WHAT IS EXPECTED —
Keep the pictures out of the copy and print all the entries below exactly.

(Recorded data)

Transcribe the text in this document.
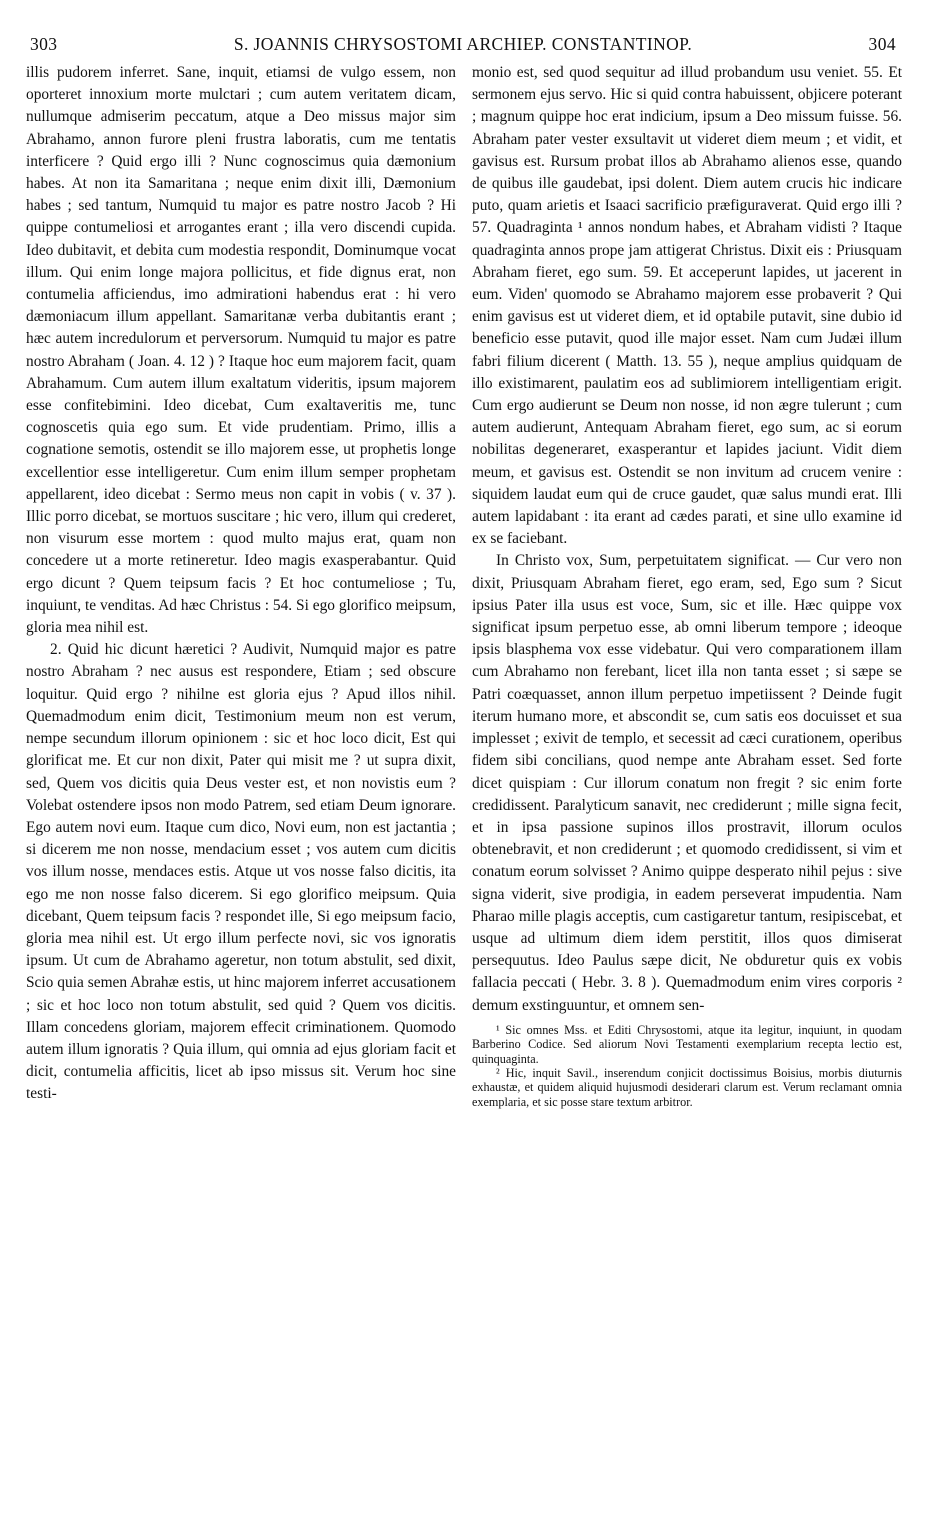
303	S. JOANNIS CHRYSOSTOMI ARCHIEP. CONSTANTINOP.	304

illis pudorem inferret. Sane, inquit, etiamsi de vulgo essem, non oporteret innoxium morte mulctari ; cum autem veritatem dicam, nullumque admiserim peccatum, atque a Deo missus major sim Abrahamo, annon furore pleni frustra laboratis, cum me tentatis interficere ? Quid ergo illi ? Nunc cognoscimus quia dæmonium habes. At non ita Samaritana ; neque enim dixit illi, Dæmonium habes ; sed tantum, Numquid tu major es patre nostro Jacob ? Hi quippe contumeliosi et arrogantes erant ; illa vero discendi cupida. Ideo dubitavit, et debita cum modestia respondit, Dominumque vocat illum. Qui enim longe majora pollicitus, et fide dignus erat, non contumelia afficiendus, imo admirationi habendus erat : hi vero dæmoniacum illum appellant. Samaritanæ verba dubitantis erant ; hæc autem incredulorum et perversorum. Numquid tu major es patre nostro Abraham ( Joan. 4. 12 ) ? Itaque hoc eum majorem facit, quam Abrahamum. Cum autem illum exaltatum videritis, ipsum majorem esse confitebimini. Ideo dicebat, Cum exaltaveritis me, tunc cognoscetis quia ego sum. Et vide prudentiam. Primo, illis a cognatione semotis, ostendit se illo majorem esse, ut prophetis longe excellentior esse intelligeretur. Cum enim illum semper prophetam appellarent, ideo dicebat : Sermo meus non capit in vobis ( v. 37 ). Illic porro dicebat, se mortuos suscitare ; hic vero, illum qui crederet, non visurum esse mortem : quod multo majus erat, quam non concedere ut a morte retineretur. Ideo magis exasperabantur. Quid ergo dicunt ? Quem teipsum facis ? Et hoc contumeliose ; Tu, inquiunt, te venditas. Ad hæc Christus : 54. Si ego glorifico meipsum, gloria mea nihil est.

2. Quid hic dicunt hæretici ? Audivit, Numquid major es patre nostro Abraham ? nec ausus est respondere, Etiam ; sed obscure loquitur. Quid ergo ? nihilne est gloria ejus ? Apud illos nihil. Quemadmodum enim dicit, Testimonium meum non est verum, nempe secundum illorum opinionem : sic et hoc loco dicit, Est qui glorificat me. Et cur non dixit, Pater qui misit me ? ut supra dixit, sed, Quem vos dicitis quia Deus vester est, et non novistis eum ? Volebat ostendere ipsos non modo Patrem, sed etiam Deum ignorare. Ego autem novi eum. Itaque cum dico, Novi eum, non est jactantia ; si dicerem me non nosse, mendacium esset ; vos autem cum dicitis vos illum nosse, mendaces estis. Atque ut vos nosse falso dicitis, ita ego me non nosse falso dicerem. Si ego glorifico meipsum. Quia dicebant, Quem teipsum facis ? respondet ille, Si ego meipsum facio, gloria mea nihil est. Ut ergo illum perfecte novi, sic vos ignoratis ipsum. Ut cum de Abrahamo ageretur, non totum abstulit, sed dixit, Scio quia semen Abrahæ estis, ut hinc majorem inferret accusationem ; sic et hoc loco non totum abstulit, sed quid ? Quem vos dicitis. Illam concedens gloriam, majorem effecit criminationem. Quomodo autem illum ignoratis ? Quia illum, qui omnia ad ejus gloriam facit et dicit, contumelia afficitis, licet ab ipso missus sit. Verum hoc sine testi-

monio est, sed quod sequitur ad illud probandum usu veniet. 55. Et sermonem ejus servo. Hic si quid contra habuissent, objicere poterant ; magnum quippe hoc erat indicium, ipsum a Deo missum fuisse. 56. Abraham pater vester exsultavit ut videret diem meum ; et vidit, et gavisus est. Rursum probat illos ab Abrahamo alienos esse, quando de quibus ille gaudebat, ipsi dolent. Diem autem crucis hic indicare puto, quam arietis et Isaaci sacrificio præfiguraverat. Quid ergo illi ? 57. Quadraginta ¹ annos nondum habes, et Abraham vidisti ? Itaque quadraginta annos prope jam attigerat Christus. Dixit eis : Priusquam Abraham fieret, ego sum. 59. Et acceperunt lapides, ut jacerent in eum. Viden' quomodo se Abrahamo majorem esse probaverit ? Qui enim gavisus est ut videret diem, et id optabile putavit, sine dubio id beneficio esse putavit, quod ille major esset. Nam cum Judæi illum fabri filium dicerent ( Matth. 13. 55 ), neque amplius quidquam de illo existimarent, paulatim eos ad sublimiorem intelligentiam erigit. Cum ergo audierunt se Deum non nosse, id non ægre tulerunt ; cum autem audierunt, Antequam Abraham fieret, ego sum, ac si eorum nobilitas degeneraret, exasperantur et lapides jaciunt. Vidit diem meum, et gavisus est. Ostendit se non invitum ad crucem venire : siquidem laudat eum qui de cruce gaudet, quæ salus mundi erat. Illi autem lapidabant : ita erant ad cædes parati, et sine ullo examine id ex se faciebant.

In Christo vox, Sum, perpetuitatem significat. — Cur vero non dixit, Priusquam Abraham fieret, ego eram, sed, Ego sum ? Sicut ipsius Pater illa usus est voce, Sum, sic et ille. Hæc quippe vox significat ipsum perpetuo esse, ab omni liberum tempore ; ideoque ipsis blasphema vox esse videbatur. Qui vero comparationem illam cum Abrahamo non ferebant, licet illa non tanta esset ; si sæpe se Patri coæquasset, annon illum perpetuo impetiissent ? Deinde fugit iterum humano more, et abscondit se, cum satis eos docuisset et sua implesset ; exivit de templo, et secessit ad cæci curationem, operibus fidem sibi concilians, quod nempe ante Abraham esset. Sed forte dicet quispiam : Cur illorum conatum non fregit ? sic enim forte credidissent. Paralyticum sanavit, nec crediderunt ; mille signa fecit, et in ipsa passione supinos illos prostravit, illorum oculos obtenebravit, et non crediderunt ; et quomodo credidissent, si vim et conatum eorum solvisset ? Animo quippe desperato nihil pejus : sive signa viderit, sive prodigia, in eadem perseverat impudentia. Nam Pharao mille plagis acceptis, cum castigaretur tantum, resipiscebat, et usque ad ultimum diem idem perstitit, illos quos dimiserat persequutus. Ideo Paulus sæpe dicit, Ne obduretur quis ex vobis fallacia peccati ( Hebr. 3. 8 ). Quemadmodum enim vires corporis ² demum exstinguuntur, et omnem sen-

¹ Sic omnes Mss. et Editi Chrysostomi, atque ita legitur, inquiunt, in quodam Barberino Codice. Sed aliorum Novi Testamenti exemplarium recepta lectio est, quinquaginta.

² Hic, inquit Savil., inserendum conjicit doctissimus Boisius, morbis diuturnis exhaustæ, et quidem aliquid hujusmodi desiderari clarum est. Verum reclamant omnia exemplaria, et sic posse stare textum arbitror.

ANSWER TO THIS EXERCISE —
Transcribe the text in this document.
303	S. JOANNIS CHRYSOSTOMI ARCHIEP. CONSTANTINOP.	304

illis pudorem inferret. Sane, inquit, etiamsi de vulgo essem, non oporteret innoxium morte mulctari ; cum autem veritatem dicam, nullumque admiserim peccatum, atque a Deo missus major sim Abrahamo, annon furore pleni frustra laboratis, cum me tentatis interficere ? Quid ergo illi ? Nunc cognoscimus quia dæmonium habes. At non ita Samaritana ; neque enim dixit illi, Dæmonium habes ; sed tantum, Numquid tu major es patre nostro Jacob ? Hi quippe contumeliosi et arrogantes erant ; illa vero discendi cupida. Ideo dubitavit, et debita cum modestia respondit, Dominumque vocat illum. Qui enim longe majora pollicitus, et fide dignus erat, non contumelia afficiendus, imo admirationi habendus erat : hi vero dæmoniacum illum appellant. Samaritanæ verba dubitantis erant ; hæc autem incredulorum et perversorum. Numquid tu major es patre nostro Abraham ( Joan. 4. 12 ) ? Itaque hoc eum majorem facit, quam Abrahamum. Cum autem illum exaltatum videritis, ipsum majorem esse confitebimini. Ideo dicebat, Cum exaltaveritis me, tunc cognoscetis quia ego sum. Et vide prudentiam. Primo, illis a cognatione semotis, ostendit se illo majorem esse, ut prophetis longe excellentior esse intelligeretur. Cum enim illum semper prophetam appellarent, ideo dicebat : Sermo meus non capit in vobis ( v. 37 ). Illic porro dicebat, se mortuos suscitare ; hic vero, illum qui crederet, non visurum esse mortem : quod multo majus erat, quam non concedere ut a morte retineretur. Ideo magis exasperabantur. Quid ergo dicunt ? Quem teipsum facis ? Et hoc contumeliose ; Tu, inquiunt, te venditas. Ad hæc Christus : 54. Si ego glorifico meipsum, gloria mea nihil est.

2. Quid hic dicunt hæretici ? Audivit, Numquid major es patre nostro Abraham ? nec ausus est respondere, Etiam ; sed obscure loquitur. Quid ergo ? nihilne est gloria ejus ? Apud illos nihil. Quemadmodum enim dicit, Testimonium meum non est verum, nempe secundum illorum opinionem : sic et hoc loco dicit, Est qui glorificat me. Et cur non dixit, Pater qui misit me ? ut supra dixit, sed, Quem vos dicitis quia Deus vester est, et non novistis eum ? Volebat ostendere ipsos non modo Patrem, sed etiam Deum ignorare. Ego autem novi eum. Itaque cum dico, Novi eum, non est jactantia ; si dicerem me non nosse, mendacium esset ; vos autem cum dicitis vos illum nosse, mendaces estis. Atque ut vos nosse falso dicitis, ita ego me non nosse falso dicerem. Si ego glorifico meipsum. Quia dicebant, Quem teipsum facis ? respondet ille, Si ego meipsum facio, gloria mea nihil est. Ut ergo illum perfecte novi, sic vos ignoratis ipsum. Ut cum de Abrahamo ageretur, non totum abstulit, sed dixit, Scio quia semen Abrahæ estis, ut hinc majorem inferret accusationem ; sic et hoc loco non totum abstulit, sed quid ? Quem vos dicitis. Illam concedens gloriam, majorem effecit criminationem. Quomodo autem illum ignoratis ? Quia illum, qui omnia ad ejus gloriam facit et dicit, contumelia afficitis, licet ab ipso missus sit. Verum hoc sine testi-

monio est, sed quod sequitur ad illud probandum usu veniet. 55. Et sermonem ejus servo. Hic si quid contra habuissent, objicere poterant ; magnum quippe hoc erat indicium, ipsum a Deo missum fuisse. 56. Abraham pater vester exsultavit ut videret diem meum ; et vidit, et gavisus est. Rursum probat illos ab Abrahamo alienos esse, quando de quibus ille gaudebat, ipsi dolent. Diem autem crucis hic indicare puto, quam arietis et Isaaci sacrificio præfiguraverat. Quid ergo illi ? 57. Quadraginta ¹ annos nondum habes, et Abraham vidisti ? Itaque quadraginta annos prope jam attigerat Christus. Dixit eis : Priusquam Abraham fieret, ego sum. 59. Et acceperunt lapides, ut jacerent in eum. Viden' quomodo se Abrahamo majorem esse probaverit ? Qui enim gavisus est ut videret diem, et id optabile putavit, sine dubio id beneficio esse putavit, quod ille major esset. Nam cum Judæi illum fabri filium dicerent ( Matth. 13. 55 ), neque amplius quidquam de illo existimarent, paulatim eos ad sublimiorem intelligentiam erigit. Cum ergo audierunt se Deum non nosse, id non ægre tulerunt ; cum autem audierunt, Antequam Abraham fieret, ego sum, ac si eorum nobilitas degeneraret, exasperantur et lapides jaciunt. Vidit diem meum, et gavisus est. Ostendit se non invitum ad crucem venire : siquidem laudat eum qui de cruce gaudet, quæ salus mundi erat. Illi autem lapidabant : ita erant ad cædes parati, et sine ullo examine id ex se faciebant.

In Christo vox, Sum, perpetuitatem significat. — Cur vero non dixit, Priusquam Abraham fieret, ego eram, sed, Ego sum ? Sicut ipsius Pater illa usus est voce, Sum, sic et ille. Hæc quippe vox significat ipsum perpetuo esse, ab omni liberum tempore ; ideoque ipsis blasphema vox esse videbatur. Qui vero comparationem illam cum Abrahamo non ferebant, licet illa non tanta esset ; si sæpe se Patri coæquasset, annon illum perpetuo impetiissent ? Deinde fugit iterum humano more, et abscondit se, cum satis eos docuisset et sua implesset ; exivit de templo, et secessit ad cæci curationem, operibus fidem sibi concilians, quod nempe ante Abraham esset. Sed forte dicet quispiam : Cur illorum conatum non fregit ? sic enim forte credidissent. Paralyticum sanavit, nec crediderunt ; mille signa fecit, et in ipsa passione supinos illos prostravit, illorum oculos obtenebravit, et non crediderunt ; et quomodo credidissent, si vim et conatum eorum solvisset ? Animo quippe desperato nihil pejus : sive signa viderit, sive prodigia, in eadem perseverat impudentia. Nam Pharao mille plagis acceptis, cum castigaretur tantum, resipiscebat, et usque ad ultimum diem idem perstitit, illos quos dimiserat persequutus. Ideo Paulus sæpe dicit, Ne obduretur quis ex vobis fallacia peccati ( Hebr. 3. 8 ). Quemadmodum enim vires corporis ² demum exstinguuntur, et omnem sen-

¹ Sic omnes Mss. et Editi Chrysostomi, atque ita legitur, inquiunt, in quodam Barberino Codice. Sed aliorum Novi Testamenti exemplarium recepta lectio est, quinquaginta.

² Hic, inquit Savil., inserendum conjicit doctissimus Boisius, morbis diuturnis exhaustæ, et quidem aliquid hujusmodi desiderari clarum est. Verum reclamant omnia exemplaria, et sic posse stare textum arbitror.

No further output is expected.